BEGIN Record set

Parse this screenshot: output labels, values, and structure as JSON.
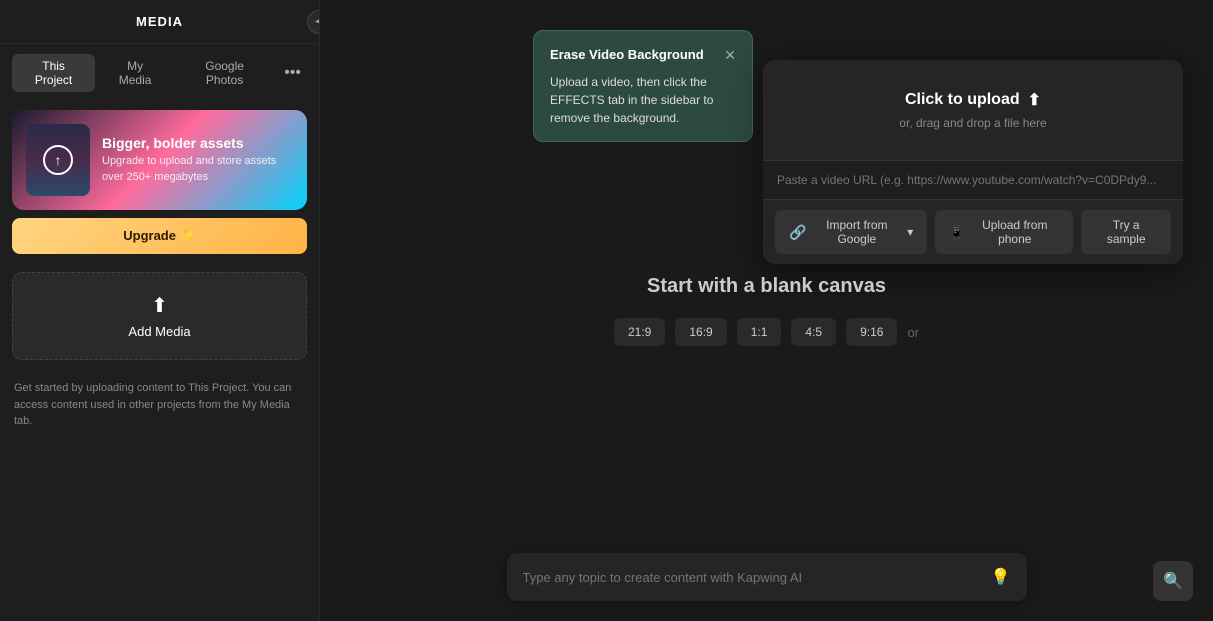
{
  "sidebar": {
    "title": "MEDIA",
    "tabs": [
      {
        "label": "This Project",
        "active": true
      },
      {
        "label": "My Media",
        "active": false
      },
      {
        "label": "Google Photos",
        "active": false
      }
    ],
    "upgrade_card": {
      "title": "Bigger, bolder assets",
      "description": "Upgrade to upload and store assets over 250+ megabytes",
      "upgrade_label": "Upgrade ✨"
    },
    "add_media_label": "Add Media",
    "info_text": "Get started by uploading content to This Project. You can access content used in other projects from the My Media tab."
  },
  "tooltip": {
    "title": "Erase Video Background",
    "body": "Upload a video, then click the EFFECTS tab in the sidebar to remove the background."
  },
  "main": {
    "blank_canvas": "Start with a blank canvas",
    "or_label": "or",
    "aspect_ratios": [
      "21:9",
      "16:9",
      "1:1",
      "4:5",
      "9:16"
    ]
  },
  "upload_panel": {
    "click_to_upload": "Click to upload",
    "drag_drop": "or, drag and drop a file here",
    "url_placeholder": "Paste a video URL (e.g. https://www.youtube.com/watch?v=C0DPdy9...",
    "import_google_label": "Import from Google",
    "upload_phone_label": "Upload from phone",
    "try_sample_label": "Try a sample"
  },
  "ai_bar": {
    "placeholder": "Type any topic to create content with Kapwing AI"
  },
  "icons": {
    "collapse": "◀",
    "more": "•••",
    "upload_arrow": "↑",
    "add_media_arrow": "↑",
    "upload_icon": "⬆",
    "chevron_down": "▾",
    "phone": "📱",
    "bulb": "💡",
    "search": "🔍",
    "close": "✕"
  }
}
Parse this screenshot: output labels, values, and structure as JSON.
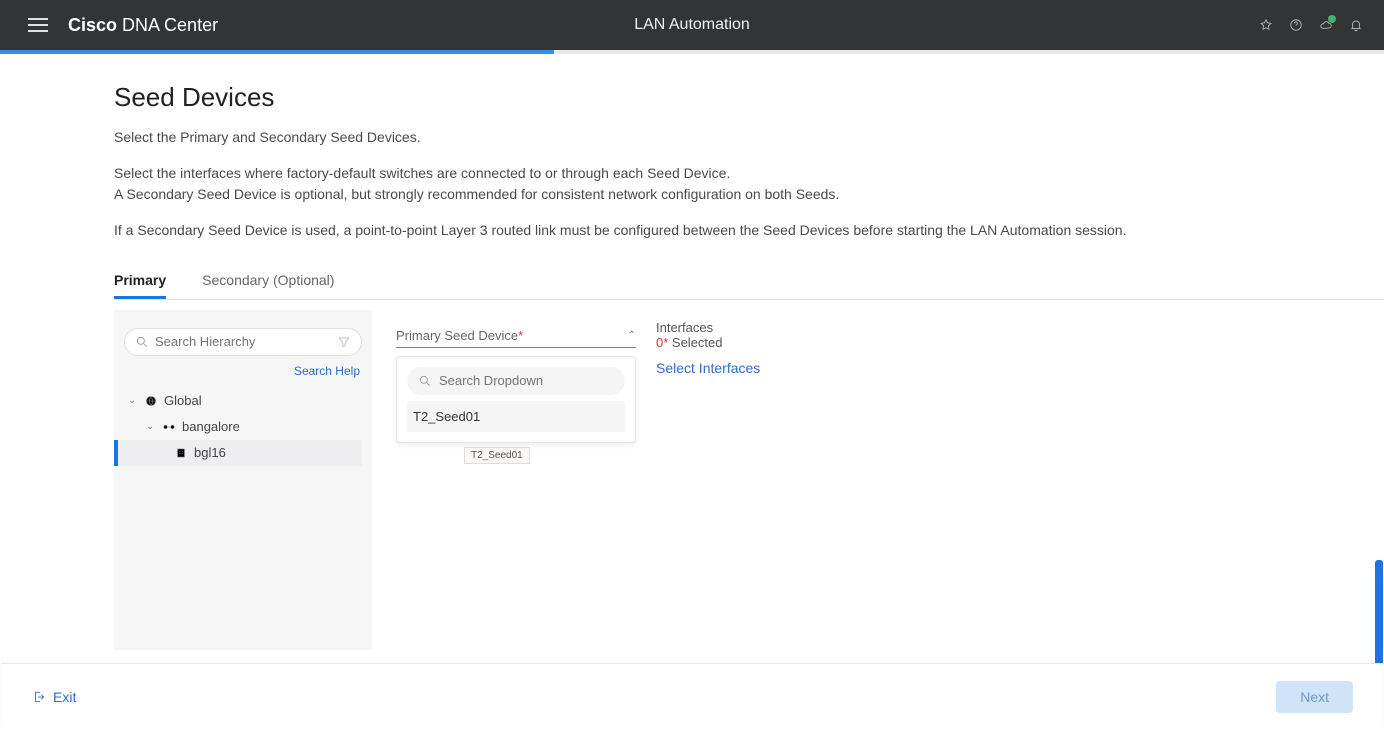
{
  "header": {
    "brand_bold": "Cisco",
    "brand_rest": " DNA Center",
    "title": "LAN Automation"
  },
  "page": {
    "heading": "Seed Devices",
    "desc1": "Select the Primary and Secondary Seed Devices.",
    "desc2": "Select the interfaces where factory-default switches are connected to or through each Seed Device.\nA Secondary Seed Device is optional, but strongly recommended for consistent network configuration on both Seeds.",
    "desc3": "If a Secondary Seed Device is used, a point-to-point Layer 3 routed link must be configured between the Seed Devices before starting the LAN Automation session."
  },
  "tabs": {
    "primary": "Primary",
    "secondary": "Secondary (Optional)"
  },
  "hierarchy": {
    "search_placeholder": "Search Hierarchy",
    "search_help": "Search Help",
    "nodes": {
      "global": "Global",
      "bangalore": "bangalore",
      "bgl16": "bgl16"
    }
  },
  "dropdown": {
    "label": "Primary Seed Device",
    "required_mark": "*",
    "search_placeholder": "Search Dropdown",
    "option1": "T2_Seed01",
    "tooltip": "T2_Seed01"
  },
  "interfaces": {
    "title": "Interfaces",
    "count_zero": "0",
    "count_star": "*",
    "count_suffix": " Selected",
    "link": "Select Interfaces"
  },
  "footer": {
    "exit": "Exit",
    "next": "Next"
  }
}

END Record set
BEGIN Record set

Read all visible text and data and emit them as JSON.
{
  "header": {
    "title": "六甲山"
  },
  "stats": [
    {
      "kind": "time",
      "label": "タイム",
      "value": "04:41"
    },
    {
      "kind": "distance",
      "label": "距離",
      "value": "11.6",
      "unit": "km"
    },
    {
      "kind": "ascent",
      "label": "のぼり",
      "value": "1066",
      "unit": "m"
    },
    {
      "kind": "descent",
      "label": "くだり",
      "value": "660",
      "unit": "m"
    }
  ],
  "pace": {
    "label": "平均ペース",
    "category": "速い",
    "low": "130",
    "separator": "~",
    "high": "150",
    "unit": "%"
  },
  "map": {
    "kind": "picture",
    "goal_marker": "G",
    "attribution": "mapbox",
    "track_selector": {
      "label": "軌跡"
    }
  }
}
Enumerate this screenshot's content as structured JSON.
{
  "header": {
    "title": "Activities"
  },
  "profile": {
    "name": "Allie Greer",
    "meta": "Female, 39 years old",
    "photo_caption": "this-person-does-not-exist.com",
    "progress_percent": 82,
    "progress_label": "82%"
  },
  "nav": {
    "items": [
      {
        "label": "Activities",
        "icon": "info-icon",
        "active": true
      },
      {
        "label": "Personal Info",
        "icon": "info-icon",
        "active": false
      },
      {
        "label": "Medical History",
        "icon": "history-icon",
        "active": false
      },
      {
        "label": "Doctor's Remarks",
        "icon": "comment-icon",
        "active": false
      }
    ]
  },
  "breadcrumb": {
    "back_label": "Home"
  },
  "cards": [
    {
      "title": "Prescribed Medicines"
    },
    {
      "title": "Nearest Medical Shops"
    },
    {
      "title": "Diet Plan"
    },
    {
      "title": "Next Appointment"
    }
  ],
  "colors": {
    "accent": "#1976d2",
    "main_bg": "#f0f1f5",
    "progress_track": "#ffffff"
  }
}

END Record set
BEGIN Record set

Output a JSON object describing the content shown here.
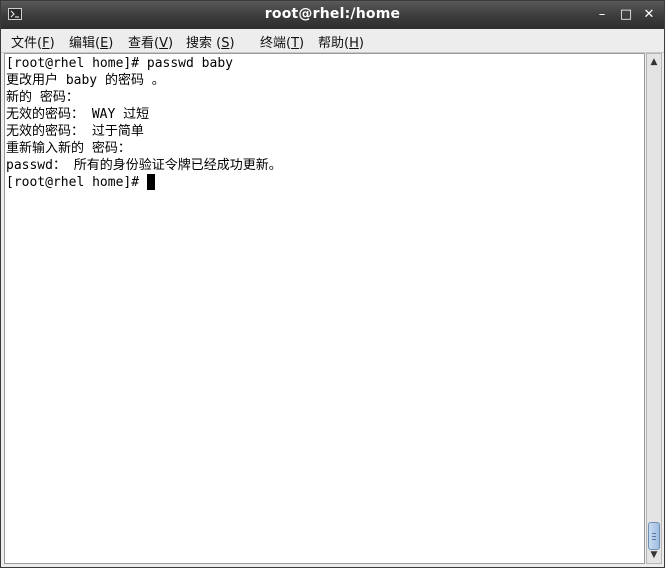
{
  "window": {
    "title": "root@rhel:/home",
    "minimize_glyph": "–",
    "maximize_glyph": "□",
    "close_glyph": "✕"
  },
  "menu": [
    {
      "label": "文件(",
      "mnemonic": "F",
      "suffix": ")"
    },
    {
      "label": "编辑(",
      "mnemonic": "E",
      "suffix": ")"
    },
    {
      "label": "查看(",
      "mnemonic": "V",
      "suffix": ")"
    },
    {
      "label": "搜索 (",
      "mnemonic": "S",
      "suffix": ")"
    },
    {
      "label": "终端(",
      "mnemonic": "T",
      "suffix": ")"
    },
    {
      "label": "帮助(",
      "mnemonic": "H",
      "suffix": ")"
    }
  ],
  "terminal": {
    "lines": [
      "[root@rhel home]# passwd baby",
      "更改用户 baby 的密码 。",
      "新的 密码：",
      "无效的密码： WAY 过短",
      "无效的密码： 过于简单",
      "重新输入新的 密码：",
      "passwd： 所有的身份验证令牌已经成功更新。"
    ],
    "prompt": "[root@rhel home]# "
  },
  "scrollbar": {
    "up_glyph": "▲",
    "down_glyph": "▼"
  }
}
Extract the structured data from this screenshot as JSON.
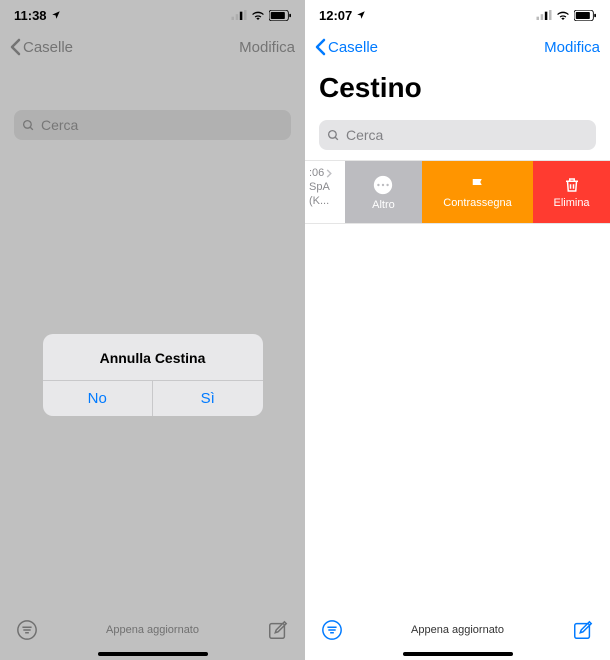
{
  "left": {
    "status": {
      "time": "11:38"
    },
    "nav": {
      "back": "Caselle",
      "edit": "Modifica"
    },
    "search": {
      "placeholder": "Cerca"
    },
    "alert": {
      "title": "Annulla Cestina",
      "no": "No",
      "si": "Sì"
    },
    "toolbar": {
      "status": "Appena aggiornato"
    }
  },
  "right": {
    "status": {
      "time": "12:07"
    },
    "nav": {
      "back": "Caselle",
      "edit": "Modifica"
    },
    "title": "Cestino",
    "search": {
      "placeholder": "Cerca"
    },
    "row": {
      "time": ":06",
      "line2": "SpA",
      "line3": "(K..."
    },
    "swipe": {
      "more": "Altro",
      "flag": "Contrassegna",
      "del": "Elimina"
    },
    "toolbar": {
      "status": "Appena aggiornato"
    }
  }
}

END Record set

Given task> Locate the word "baby" in the data above. Copy every line carrying it.

Result>
      "[root@rhel home]# passwd baby",
      "更改用户 baby 的密码 。",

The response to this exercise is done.